§ Problem statement: Quote every line as given.

§ Supplied records:

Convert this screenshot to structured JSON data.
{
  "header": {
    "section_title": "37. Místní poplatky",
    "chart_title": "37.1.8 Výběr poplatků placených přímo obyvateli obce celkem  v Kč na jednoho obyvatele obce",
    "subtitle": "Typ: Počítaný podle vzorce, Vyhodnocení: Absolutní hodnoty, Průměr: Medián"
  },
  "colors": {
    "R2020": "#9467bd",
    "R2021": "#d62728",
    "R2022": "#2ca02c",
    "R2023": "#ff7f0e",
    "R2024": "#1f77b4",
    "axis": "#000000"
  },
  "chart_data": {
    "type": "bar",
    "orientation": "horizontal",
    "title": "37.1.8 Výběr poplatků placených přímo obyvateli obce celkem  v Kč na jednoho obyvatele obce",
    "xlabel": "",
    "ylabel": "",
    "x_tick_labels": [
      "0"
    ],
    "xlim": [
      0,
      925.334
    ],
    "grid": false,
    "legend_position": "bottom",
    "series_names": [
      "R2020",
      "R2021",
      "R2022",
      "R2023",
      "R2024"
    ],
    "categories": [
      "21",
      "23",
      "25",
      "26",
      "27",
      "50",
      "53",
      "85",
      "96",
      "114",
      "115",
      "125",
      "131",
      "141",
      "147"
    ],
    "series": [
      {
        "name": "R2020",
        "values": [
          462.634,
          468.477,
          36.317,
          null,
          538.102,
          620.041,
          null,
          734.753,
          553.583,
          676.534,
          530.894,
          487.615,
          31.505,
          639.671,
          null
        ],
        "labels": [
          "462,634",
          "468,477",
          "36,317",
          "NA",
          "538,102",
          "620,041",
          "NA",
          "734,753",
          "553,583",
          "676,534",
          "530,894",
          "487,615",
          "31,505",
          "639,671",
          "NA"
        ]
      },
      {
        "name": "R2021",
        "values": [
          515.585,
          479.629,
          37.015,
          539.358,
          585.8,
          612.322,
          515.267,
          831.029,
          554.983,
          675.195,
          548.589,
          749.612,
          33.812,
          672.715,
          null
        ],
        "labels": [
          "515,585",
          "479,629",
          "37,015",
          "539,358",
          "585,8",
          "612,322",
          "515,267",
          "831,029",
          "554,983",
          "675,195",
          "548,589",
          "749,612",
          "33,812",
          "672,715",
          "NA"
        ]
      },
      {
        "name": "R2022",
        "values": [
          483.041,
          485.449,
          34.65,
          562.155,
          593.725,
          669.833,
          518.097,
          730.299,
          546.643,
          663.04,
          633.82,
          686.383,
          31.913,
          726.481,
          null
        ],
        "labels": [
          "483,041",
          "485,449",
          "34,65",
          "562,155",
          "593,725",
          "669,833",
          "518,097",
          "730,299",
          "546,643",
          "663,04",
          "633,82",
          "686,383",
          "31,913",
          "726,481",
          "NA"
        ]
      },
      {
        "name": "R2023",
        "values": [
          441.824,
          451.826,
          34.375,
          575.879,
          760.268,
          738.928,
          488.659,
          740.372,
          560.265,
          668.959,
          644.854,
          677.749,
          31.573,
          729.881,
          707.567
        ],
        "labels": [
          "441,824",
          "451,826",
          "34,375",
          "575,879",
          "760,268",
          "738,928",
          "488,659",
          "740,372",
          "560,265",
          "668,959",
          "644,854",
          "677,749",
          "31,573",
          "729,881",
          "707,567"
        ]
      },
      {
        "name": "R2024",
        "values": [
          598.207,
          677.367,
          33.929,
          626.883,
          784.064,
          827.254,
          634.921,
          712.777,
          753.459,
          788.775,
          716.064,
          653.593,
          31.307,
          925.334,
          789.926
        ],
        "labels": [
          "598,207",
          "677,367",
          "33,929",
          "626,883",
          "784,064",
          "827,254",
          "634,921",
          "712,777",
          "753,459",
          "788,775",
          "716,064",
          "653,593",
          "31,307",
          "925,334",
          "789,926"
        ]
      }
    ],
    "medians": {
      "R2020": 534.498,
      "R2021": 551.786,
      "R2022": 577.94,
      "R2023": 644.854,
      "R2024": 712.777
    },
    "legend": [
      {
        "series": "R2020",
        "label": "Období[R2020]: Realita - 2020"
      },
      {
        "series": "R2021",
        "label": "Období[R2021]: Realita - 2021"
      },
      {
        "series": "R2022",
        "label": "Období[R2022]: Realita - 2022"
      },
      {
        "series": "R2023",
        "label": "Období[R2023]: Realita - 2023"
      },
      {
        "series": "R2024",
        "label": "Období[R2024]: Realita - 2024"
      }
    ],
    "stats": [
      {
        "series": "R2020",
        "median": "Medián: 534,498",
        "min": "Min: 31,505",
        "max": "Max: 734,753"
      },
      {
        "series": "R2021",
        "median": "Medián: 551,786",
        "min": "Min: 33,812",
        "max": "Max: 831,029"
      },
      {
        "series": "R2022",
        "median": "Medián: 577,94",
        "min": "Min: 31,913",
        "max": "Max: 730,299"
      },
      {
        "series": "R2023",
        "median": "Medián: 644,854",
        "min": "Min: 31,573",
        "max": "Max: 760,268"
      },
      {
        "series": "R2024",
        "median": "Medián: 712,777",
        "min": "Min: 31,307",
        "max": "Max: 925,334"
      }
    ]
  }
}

§ Reply to the exercise:
Convert this screenshot to structured JSON data.
{
  "header": {
    "section_title": "37. Místní poplatky",
    "chart_title": "37.1.8 Výběr poplatků placených přímo obyvateli obce celkem  v Kč na jednoho obyvatele obce",
    "subtitle": "Typ: Počítaný podle vzorce, Vyhodnocení: Absolutní hodnoty, Průměr: Medián"
  },
  "colors": {
    "R2020": "#9467bd",
    "R2021": "#d62728",
    "R2022": "#2ca02c",
    "R2023": "#ff7f0e",
    "R2024": "#1f77b4",
    "axis": "#000000"
  },
  "chart_data": {
    "type": "bar",
    "orientation": "horizontal",
    "title": "37.1.8 Výběr poplatků placených přímo obyvateli obce celkem  v Kč na jednoho obyvatele obce",
    "xlabel": "",
    "ylabel": "",
    "x_tick_labels": [
      "0"
    ],
    "xlim": [
      0,
      925.334
    ],
    "grid": false,
    "legend_position": "bottom",
    "series_names": [
      "R2020",
      "R2021",
      "R2022",
      "R2023",
      "R2024"
    ],
    "categories": [
      "21",
      "23",
      "25",
      "26",
      "27",
      "50",
      "53",
      "85",
      "96",
      "114",
      "115",
      "125",
      "131",
      "141",
      "147"
    ],
    "series": [
      {
        "name": "R2020",
        "values": [
          462.634,
          468.477,
          36.317,
          null,
          538.102,
          620.041,
          null,
          734.753,
          553.583,
          676.534,
          530.894,
          487.615,
          31.505,
          639.671,
          null
        ],
        "labels": [
          "462,634",
          "468,477",
          "36,317",
          "NA",
          "538,102",
          "620,041",
          "NA",
          "734,753",
          "553,583",
          "676,534",
          "530,894",
          "487,615",
          "31,505",
          "639,671",
          "NA"
        ]
      },
      {
        "name": "R2021",
        "values": [
          515.585,
          479.629,
          37.015,
          539.358,
          585.8,
          612.322,
          515.267,
          831.029,
          554.983,
          675.195,
          548.589,
          749.612,
          33.812,
          672.715,
          null
        ],
        "labels": [
          "515,585",
          "479,629",
          "37,015",
          "539,358",
          "585,8",
          "612,322",
          "515,267",
          "831,029",
          "554,983",
          "675,195",
          "548,589",
          "749,612",
          "33,812",
          "672,715",
          "NA"
        ]
      },
      {
        "name": "R2022",
        "values": [
          483.041,
          485.449,
          34.65,
          562.155,
          593.725,
          669.833,
          518.097,
          730.299,
          546.643,
          663.04,
          633.82,
          686.383,
          31.913,
          726.481,
          null
        ],
        "labels": [
          "483,041",
          "485,449",
          "34,65",
          "562,155",
          "593,725",
          "669,833",
          "518,097",
          "730,299",
          "546,643",
          "663,04",
          "633,82",
          "686,383",
          "31,913",
          "726,481",
          "NA"
        ]
      },
      {
        "name": "R2023",
        "values": [
          441.824,
          451.826,
          34.375,
          575.879,
          760.268,
          738.928,
          488.659,
          740.372,
          560.265,
          668.959,
          644.854,
          677.749,
          31.573,
          729.881,
          707.567
        ],
        "labels": [
          "441,824",
          "451,826",
          "34,375",
          "575,879",
          "760,268",
          "738,928",
          "488,659",
          "740,372",
          "560,265",
          "668,959",
          "644,854",
          "677,749",
          "31,573",
          "729,881",
          "707,567"
        ]
      },
      {
        "name": "R2024",
        "values": [
          598.207,
          677.367,
          33.929,
          626.883,
          784.064,
          827.254,
          634.921,
          712.777,
          753.459,
          788.775,
          716.064,
          653.593,
          31.307,
          925.334,
          789.926
        ],
        "labels": [
          "598,207",
          "677,367",
          "33,929",
          "626,883",
          "784,064",
          "827,254",
          "634,921",
          "712,777",
          "753,459",
          "788,775",
          "716,064",
          "653,593",
          "31,307",
          "925,334",
          "789,926"
        ]
      }
    ],
    "medians": {
      "R2020": 534.498,
      "R2021": 551.786,
      "R2022": 577.94,
      "R2023": 644.854,
      "R2024": 712.777
    },
    "legend": [
      {
        "series": "R2020",
        "label": "Období[R2020]: Realita - 2020"
      },
      {
        "series": "R2021",
        "label": "Období[R2021]: Realita - 2021"
      },
      {
        "series": "R2022",
        "label": "Období[R2022]: Realita - 2022"
      },
      {
        "series": "R2023",
        "label": "Období[R2023]: Realita - 2023"
      },
      {
        "series": "R2024",
        "label": "Období[R2024]: Realita - 2024"
      }
    ],
    "stats": [
      {
        "series": "R2020",
        "median": "Medián: 534,498",
        "min": "Min: 31,505",
        "max": "Max: 734,753"
      },
      {
        "series": "R2021",
        "median": "Medián: 551,786",
        "min": "Min: 33,812",
        "max": "Max: 831,029"
      },
      {
        "series": "R2022",
        "median": "Medián: 577,94",
        "min": "Min: 31,913",
        "max": "Max: 730,299"
      },
      {
        "series": "R2023",
        "median": "Medián: 644,854",
        "min": "Min: 31,573",
        "max": "Max: 760,268"
      },
      {
        "series": "R2024",
        "median": "Medián: 712,777",
        "min": "Min: 31,307",
        "max": "Max: 925,334"
      }
    ]
  }
}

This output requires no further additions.